PROBLEM STATEMENT:
Look through the lines of the material and count those containing "will". Give that count alone.

EXERCISE INPUT:
=-=-=-=-=

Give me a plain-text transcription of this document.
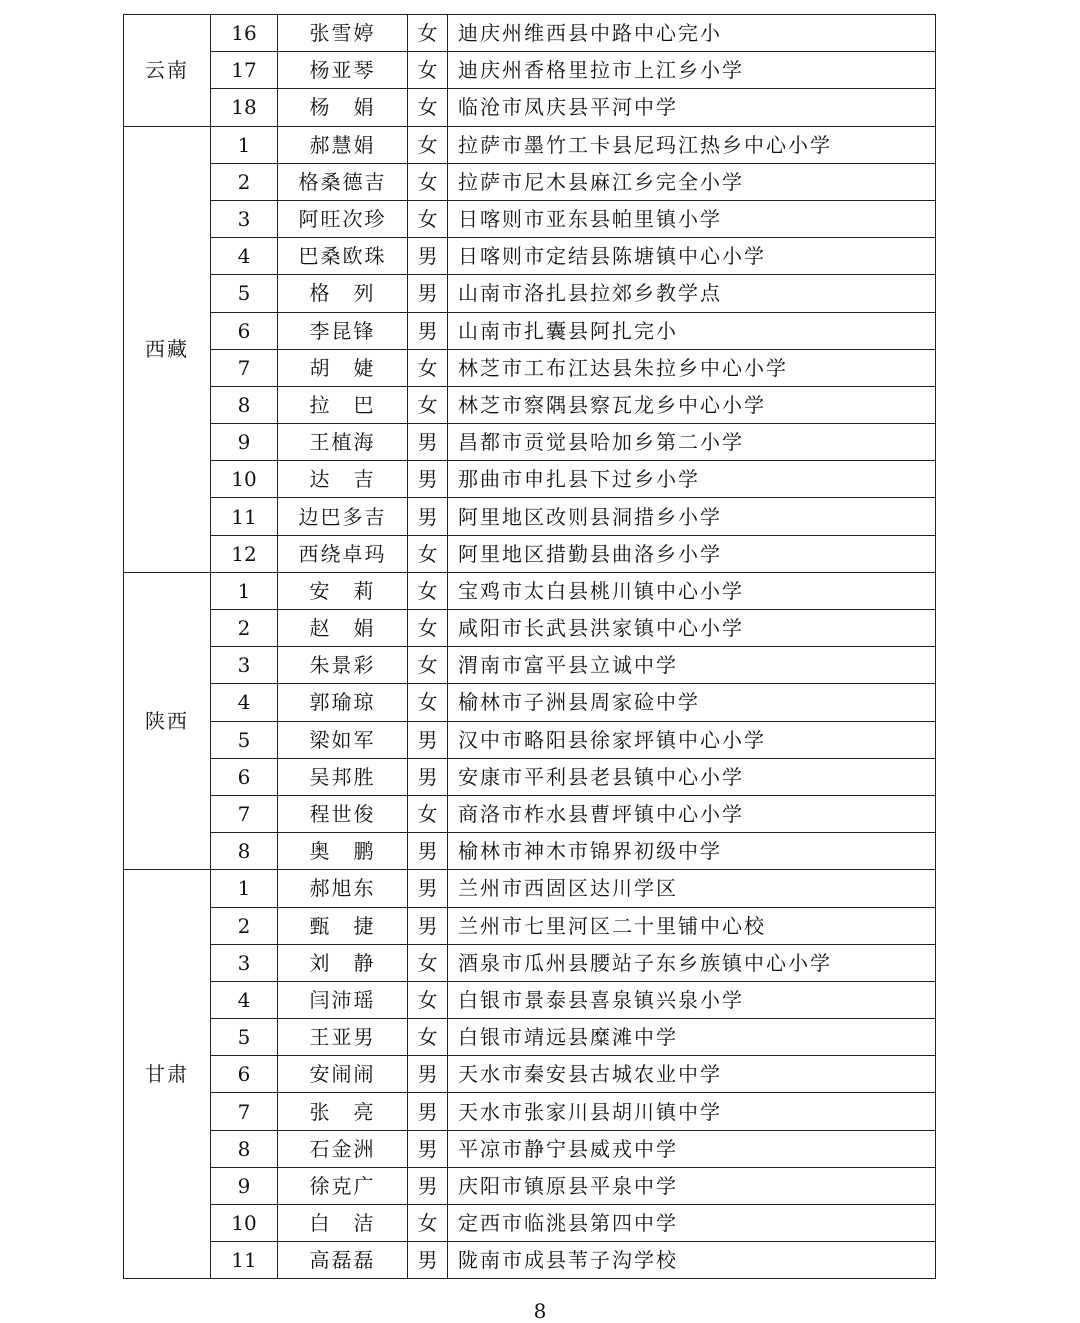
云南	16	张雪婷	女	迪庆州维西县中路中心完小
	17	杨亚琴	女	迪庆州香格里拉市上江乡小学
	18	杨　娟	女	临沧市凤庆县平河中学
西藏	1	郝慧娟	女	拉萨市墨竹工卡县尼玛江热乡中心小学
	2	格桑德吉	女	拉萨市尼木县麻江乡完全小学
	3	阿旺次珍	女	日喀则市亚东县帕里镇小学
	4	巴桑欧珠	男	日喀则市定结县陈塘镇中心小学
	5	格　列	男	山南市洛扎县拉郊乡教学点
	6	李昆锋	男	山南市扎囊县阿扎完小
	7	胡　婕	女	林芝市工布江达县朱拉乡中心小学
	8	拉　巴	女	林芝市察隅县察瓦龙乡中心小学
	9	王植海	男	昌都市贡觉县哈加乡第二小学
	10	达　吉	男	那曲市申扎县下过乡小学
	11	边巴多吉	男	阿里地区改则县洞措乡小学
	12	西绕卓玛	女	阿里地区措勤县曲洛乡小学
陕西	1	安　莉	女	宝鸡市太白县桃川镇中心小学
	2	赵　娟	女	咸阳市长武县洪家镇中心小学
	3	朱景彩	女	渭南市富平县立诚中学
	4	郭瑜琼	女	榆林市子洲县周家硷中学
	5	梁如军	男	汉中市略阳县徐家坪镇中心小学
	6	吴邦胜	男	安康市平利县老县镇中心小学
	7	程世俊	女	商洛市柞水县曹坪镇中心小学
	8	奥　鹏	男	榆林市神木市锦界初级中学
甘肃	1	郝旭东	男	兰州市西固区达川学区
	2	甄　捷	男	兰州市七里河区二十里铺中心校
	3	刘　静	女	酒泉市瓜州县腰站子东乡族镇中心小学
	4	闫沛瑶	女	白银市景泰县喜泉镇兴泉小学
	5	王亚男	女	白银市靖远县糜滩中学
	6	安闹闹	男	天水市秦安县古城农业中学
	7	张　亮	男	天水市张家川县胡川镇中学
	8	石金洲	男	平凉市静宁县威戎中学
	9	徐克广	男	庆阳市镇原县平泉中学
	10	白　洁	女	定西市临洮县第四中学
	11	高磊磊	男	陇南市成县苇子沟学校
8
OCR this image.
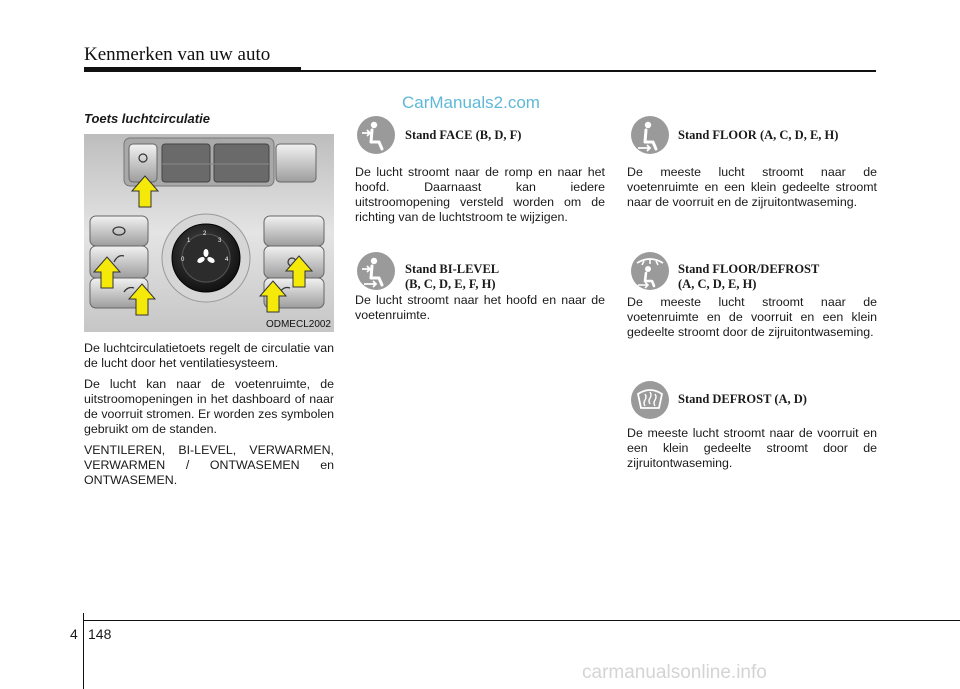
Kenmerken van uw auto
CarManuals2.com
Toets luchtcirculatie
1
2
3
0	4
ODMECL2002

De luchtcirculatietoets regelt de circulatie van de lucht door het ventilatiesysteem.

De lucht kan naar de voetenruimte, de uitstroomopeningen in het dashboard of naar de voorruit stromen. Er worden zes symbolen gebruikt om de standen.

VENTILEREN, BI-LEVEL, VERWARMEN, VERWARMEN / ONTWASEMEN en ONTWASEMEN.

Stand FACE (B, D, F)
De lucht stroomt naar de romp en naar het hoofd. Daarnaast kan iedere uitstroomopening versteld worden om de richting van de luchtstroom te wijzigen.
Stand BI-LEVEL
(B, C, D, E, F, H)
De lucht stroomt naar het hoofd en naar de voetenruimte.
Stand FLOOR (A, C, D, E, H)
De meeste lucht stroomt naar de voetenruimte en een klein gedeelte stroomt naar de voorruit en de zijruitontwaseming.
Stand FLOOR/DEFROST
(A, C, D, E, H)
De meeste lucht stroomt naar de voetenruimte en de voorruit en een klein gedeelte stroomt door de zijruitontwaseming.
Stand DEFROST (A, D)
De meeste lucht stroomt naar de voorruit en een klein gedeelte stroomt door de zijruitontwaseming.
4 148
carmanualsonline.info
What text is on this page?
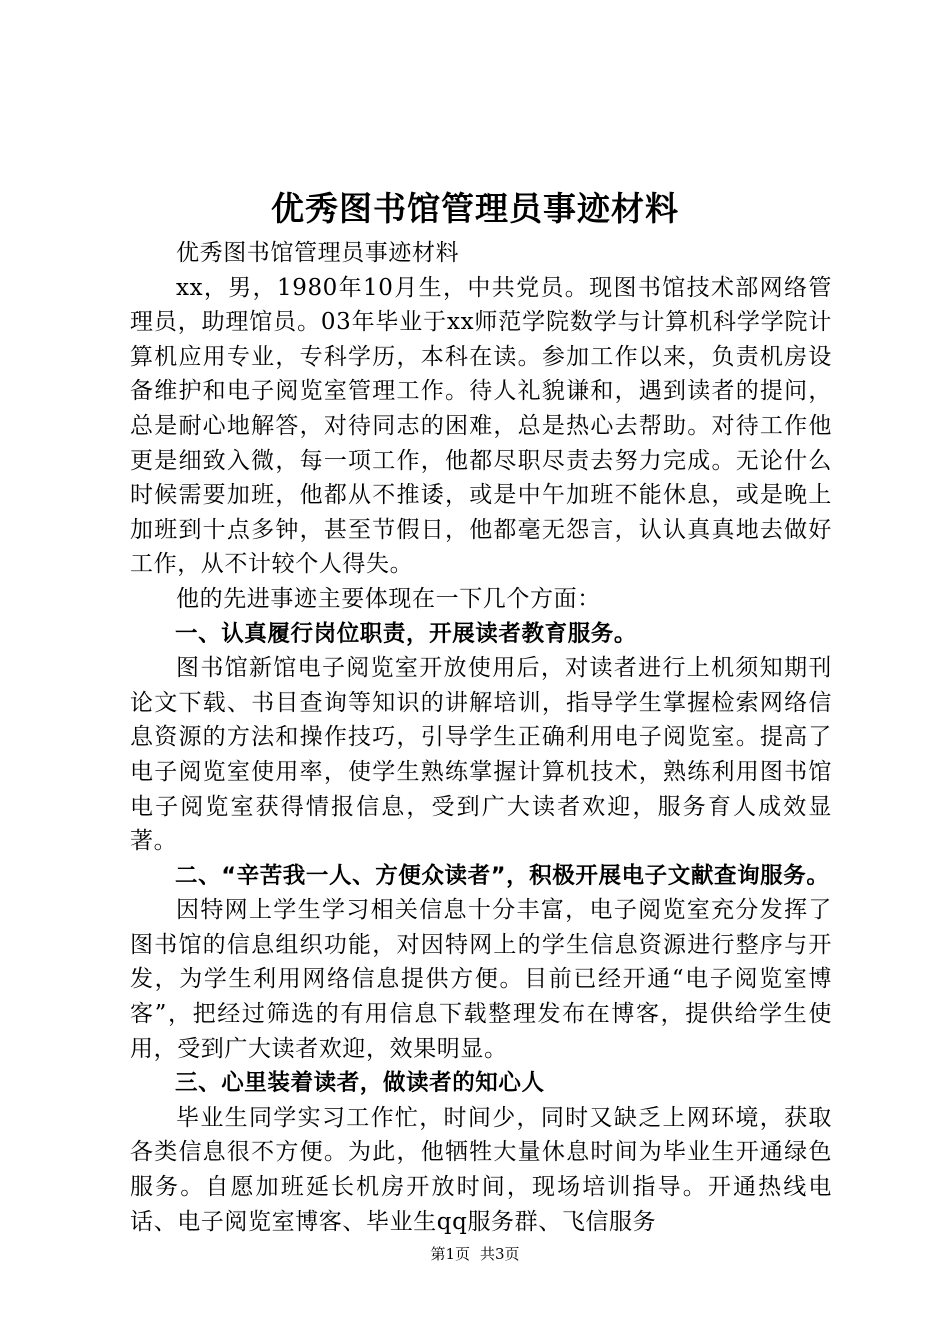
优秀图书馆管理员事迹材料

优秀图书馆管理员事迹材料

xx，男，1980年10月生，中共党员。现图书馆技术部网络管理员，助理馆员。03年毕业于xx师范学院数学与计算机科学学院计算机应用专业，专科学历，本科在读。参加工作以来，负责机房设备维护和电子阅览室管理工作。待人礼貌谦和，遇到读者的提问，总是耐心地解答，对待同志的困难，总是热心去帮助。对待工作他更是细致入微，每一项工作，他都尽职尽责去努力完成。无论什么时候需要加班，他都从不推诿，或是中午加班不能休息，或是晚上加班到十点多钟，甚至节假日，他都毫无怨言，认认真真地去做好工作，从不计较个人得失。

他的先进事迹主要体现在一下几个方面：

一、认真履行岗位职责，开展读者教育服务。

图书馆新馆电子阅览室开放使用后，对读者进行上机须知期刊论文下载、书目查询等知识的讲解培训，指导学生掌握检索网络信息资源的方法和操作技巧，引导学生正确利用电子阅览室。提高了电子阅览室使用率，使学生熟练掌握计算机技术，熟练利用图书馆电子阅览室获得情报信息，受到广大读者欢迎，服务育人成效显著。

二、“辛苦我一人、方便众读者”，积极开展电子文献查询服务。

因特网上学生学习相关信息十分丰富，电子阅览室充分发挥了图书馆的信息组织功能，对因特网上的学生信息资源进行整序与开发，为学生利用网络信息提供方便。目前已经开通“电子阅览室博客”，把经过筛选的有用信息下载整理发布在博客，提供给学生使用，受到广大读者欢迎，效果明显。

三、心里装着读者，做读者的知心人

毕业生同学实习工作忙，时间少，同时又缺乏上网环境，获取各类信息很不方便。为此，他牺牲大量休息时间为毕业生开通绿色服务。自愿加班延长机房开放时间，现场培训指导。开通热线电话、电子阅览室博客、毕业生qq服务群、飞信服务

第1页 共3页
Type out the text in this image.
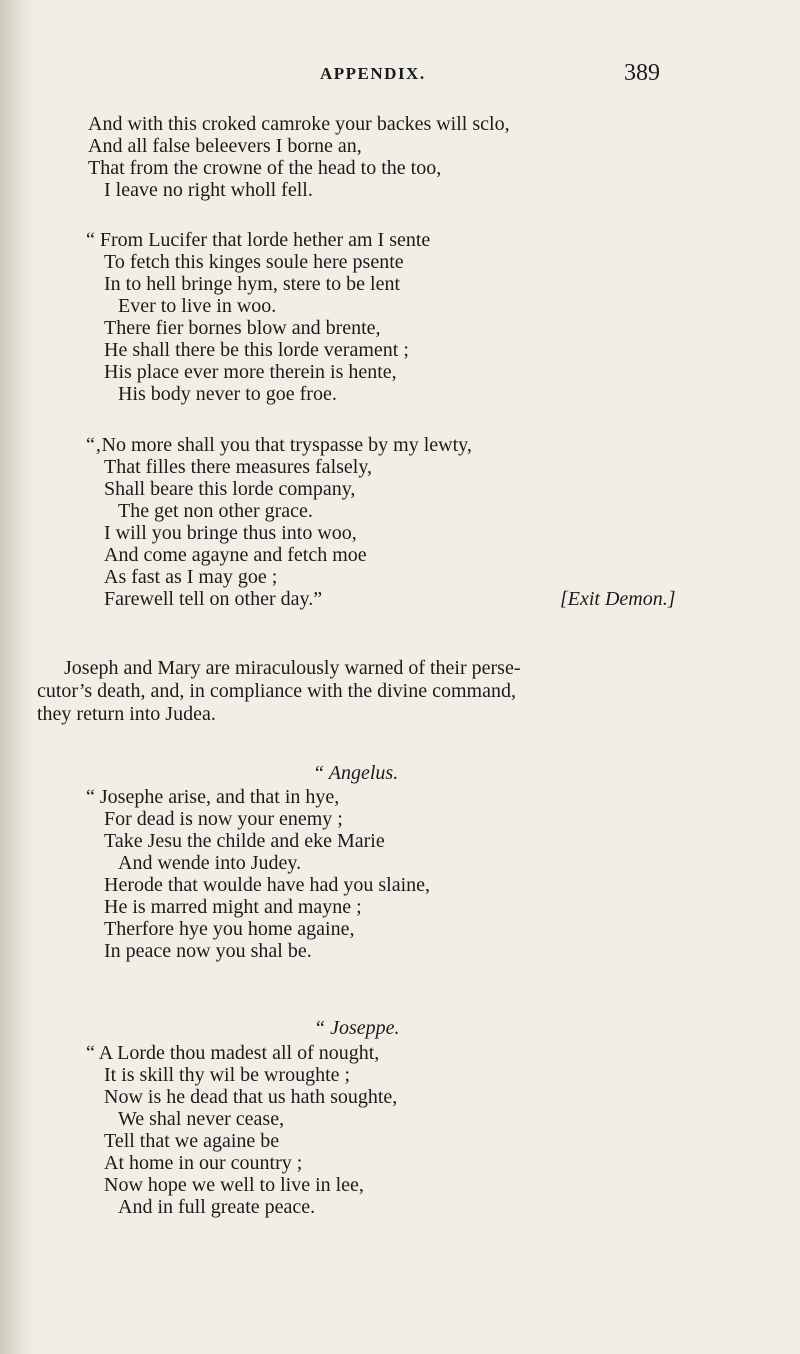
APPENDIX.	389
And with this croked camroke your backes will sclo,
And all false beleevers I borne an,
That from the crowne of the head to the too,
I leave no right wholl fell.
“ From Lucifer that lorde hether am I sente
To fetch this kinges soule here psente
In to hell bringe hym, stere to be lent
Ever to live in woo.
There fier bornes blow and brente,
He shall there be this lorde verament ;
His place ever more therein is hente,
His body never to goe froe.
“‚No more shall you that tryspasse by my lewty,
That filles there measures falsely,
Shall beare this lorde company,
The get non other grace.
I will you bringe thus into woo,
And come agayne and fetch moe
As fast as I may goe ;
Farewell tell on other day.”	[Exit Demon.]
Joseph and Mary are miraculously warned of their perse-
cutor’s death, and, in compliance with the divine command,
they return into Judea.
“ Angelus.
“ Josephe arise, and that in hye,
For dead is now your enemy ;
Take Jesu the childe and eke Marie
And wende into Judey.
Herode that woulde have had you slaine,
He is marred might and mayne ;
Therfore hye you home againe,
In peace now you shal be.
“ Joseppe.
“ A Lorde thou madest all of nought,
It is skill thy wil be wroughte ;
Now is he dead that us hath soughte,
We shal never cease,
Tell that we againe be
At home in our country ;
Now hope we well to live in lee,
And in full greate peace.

=-=-=-=-=

COMPLETE ANSWER:
2